DIRECTIONS FOR THIS TASK
Output the data exactly, with every line intact.

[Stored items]
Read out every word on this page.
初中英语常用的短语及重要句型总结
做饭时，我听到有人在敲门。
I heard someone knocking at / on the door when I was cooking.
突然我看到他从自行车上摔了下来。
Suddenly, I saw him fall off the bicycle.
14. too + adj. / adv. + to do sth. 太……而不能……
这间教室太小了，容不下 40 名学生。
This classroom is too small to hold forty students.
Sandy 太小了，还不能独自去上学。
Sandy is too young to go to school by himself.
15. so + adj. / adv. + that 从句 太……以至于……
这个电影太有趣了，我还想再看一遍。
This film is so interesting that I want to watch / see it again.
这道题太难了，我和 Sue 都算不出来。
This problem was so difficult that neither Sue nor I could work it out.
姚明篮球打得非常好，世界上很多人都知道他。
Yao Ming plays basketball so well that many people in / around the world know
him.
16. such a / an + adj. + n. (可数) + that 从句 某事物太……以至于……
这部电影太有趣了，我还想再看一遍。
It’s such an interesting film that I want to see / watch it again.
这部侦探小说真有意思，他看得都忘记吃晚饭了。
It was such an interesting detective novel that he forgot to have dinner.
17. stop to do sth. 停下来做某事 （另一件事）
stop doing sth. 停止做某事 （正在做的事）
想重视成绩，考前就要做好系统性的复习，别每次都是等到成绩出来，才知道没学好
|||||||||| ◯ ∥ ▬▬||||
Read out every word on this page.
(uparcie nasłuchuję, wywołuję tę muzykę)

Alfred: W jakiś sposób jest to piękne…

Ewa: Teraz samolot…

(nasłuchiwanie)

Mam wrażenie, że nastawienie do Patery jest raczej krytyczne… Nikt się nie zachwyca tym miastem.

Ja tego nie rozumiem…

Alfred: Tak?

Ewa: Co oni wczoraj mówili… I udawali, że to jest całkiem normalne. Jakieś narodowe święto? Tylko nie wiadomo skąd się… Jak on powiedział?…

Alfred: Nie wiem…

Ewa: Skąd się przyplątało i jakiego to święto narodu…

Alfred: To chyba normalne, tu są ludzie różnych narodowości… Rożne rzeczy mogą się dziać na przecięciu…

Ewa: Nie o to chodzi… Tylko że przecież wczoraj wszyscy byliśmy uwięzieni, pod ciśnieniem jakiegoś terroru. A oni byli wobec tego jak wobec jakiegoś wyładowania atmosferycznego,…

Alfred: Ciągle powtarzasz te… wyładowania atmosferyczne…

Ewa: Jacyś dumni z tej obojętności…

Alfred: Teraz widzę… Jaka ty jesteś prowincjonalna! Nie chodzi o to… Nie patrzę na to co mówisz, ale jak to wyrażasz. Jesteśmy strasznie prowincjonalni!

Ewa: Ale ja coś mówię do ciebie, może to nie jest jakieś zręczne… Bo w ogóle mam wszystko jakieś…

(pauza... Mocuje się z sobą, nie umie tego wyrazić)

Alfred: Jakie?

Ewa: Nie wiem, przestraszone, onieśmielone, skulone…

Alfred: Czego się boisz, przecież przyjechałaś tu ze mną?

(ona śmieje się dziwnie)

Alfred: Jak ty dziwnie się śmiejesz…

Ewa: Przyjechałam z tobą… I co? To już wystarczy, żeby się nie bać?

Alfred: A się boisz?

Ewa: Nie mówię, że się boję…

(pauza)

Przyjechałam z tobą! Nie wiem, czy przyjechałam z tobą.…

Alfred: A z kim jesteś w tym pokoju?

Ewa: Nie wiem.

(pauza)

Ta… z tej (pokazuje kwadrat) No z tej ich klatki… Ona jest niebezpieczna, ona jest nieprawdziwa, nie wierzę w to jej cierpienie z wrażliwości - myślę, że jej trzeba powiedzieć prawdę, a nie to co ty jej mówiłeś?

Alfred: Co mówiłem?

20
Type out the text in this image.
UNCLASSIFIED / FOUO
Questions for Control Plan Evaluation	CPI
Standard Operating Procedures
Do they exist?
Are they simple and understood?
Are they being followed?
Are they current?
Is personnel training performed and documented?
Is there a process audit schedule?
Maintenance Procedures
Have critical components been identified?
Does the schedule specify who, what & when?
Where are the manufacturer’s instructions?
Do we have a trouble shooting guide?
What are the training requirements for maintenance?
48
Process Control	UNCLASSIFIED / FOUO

FULL SOLUTION
Read out every word on this page.
初中英语常用的短语及重要句型总结
做饭时，我听到有人在敲门。
I heard someone knocking at / on the door when I was cooking.
突然我看到他从自行车上摔了下来。
Suddenly, I saw him fall off the bicycle.
14. too + adj. / adv. + to do sth. 太……而不能……
这间教室太小了，容不下 40 名学生。
This classroom is too small to hold forty students.
Sandy 太小了，还不能独自去上学。
Sandy is too young to go to school by himself.
15. so + adj. / adv. + that 从句 太……以至于……
这个电影太有趣了，我还想再看一遍。
This film is so interesting that I want to watch / see it again.
这道题太难了，我和 Sue 都算不出来。
This problem was so difficult that neither Sue nor I could work it out.
姚明篮球打得非常好，世界上很多人都知道他。
Yao Ming plays basketball so well that many people in / around the world know
him.
16. such a / an + adj. + n. (可数) + that 从句 某事物太……以至于……
这部电影太有趣了，我还想再看一遍。
It’s such an interesting film that I want to see / watch it again.
这部侦探小说真有意思，他看得都忘记吃晚饭了。
It was such an interesting detective novel that he forgot to have dinner.
17. stop to do sth. 停下来做某事 （另一件事）
stop doing sth. 停止做某事 （正在做的事）
想重视成绩，考前就要做好系统性的复习，别每次都是等到成绩出来，才知道没学好
|||||||||| ◯ ∥ ▬▬||||
Read out every word on this page.
(uparcie nasłuchuję, wywołuję tę muzykę)

Alfred: W jakiś sposób jest to piękne…

Ewa: Teraz samolot…

(nasłuchiwanie)

Mam wrażenie, że nastawienie do Patery jest raczej krytyczne… Nikt się nie zachwyca tym miastem.

Ja tego nie rozumiem…

Alfred: Tak?

Ewa: Co oni wczoraj mówili… I udawali, że to jest całkiem normalne. Jakieś narodowe święto? Tylko nie wiadomo skąd się… Jak on powiedział?…

Alfred: Nie wiem…

Ewa: Skąd się przyplątało i jakiego to święto narodu…

Alfred: To chyba normalne, tu są ludzie różnych narodowości… Rożne rzeczy mogą się dziać na przecięciu…

Ewa: Nie o to chodzi… Tylko że przecież wczoraj wszyscy byliśmy uwięzieni, pod ciśnieniem jakiegoś terroru. A oni byli wobec tego jak wobec jakiegoś wyładowania atmosferycznego,…

Alfred: Ciągle powtarzasz te… wyładowania atmosferyczne…

Ewa: Jacyś dumni z tej obojętności…

Alfred: Teraz widzę… Jaka ty jesteś prowincjonalna! Nie chodzi o to… Nie patrzę na to co mówisz, ale jak to wyrażasz. Jesteśmy strasznie prowincjonalni!

Ewa: Ale ja coś mówię do ciebie, może to nie jest jakieś zręczne… Bo w ogóle mam wszystko jakieś…

(pauza... Mocuje się z sobą, nie umie tego wyrazić)

Alfred: Jakie?

Ewa: Nie wiem, przestraszone, onieśmielone, skulone…

Alfred: Czego się boisz, przecież przyjechałaś tu ze mną?

(ona śmieje się dziwnie)

Alfred: Jak ty dziwnie się śmiejesz…

Ewa: Przyjechałam z tobą… I co? To już wystarczy, żeby się nie bać?

Alfred: A się boisz?

Ewa: Nie mówię, że się boję…

(pauza)

Przyjechałam z tobą! Nie wiem, czy przyjechałam z tobą.…

Alfred: A z kim jesteś w tym pokoju?

Ewa: Nie wiem.

(pauza)

Ta… z tej (pokazuje kwadrat) No z tej ich klatki… Ona jest niebezpieczna, ona jest nieprawdziwa, nie wierzę w to jej cierpienie z wrażliwości - myślę, że jej trzeba powiedzieć prawdę, a nie to co ty jej mówiłeś?

Alfred: Co mówiłem?

20
Type out the text in this image.
UNCLASSIFIED / FOUO
Questions for Control Plan Evaluation	CPI
Standard Operating Procedures
Do they exist?
Are they simple and understood?
Are they being followed?
Are they current?
Is personnel training performed and documented?
Is there a process audit schedule?
Maintenance Procedures
Have critical components been identified?
Does the schedule specify who, what & when?
Where are the manufacturer’s instructions?
Do we have a trouble shooting guide?
What are the training requirements for maintenance?
48
Process Control	UNCLASSIFIED / FOUO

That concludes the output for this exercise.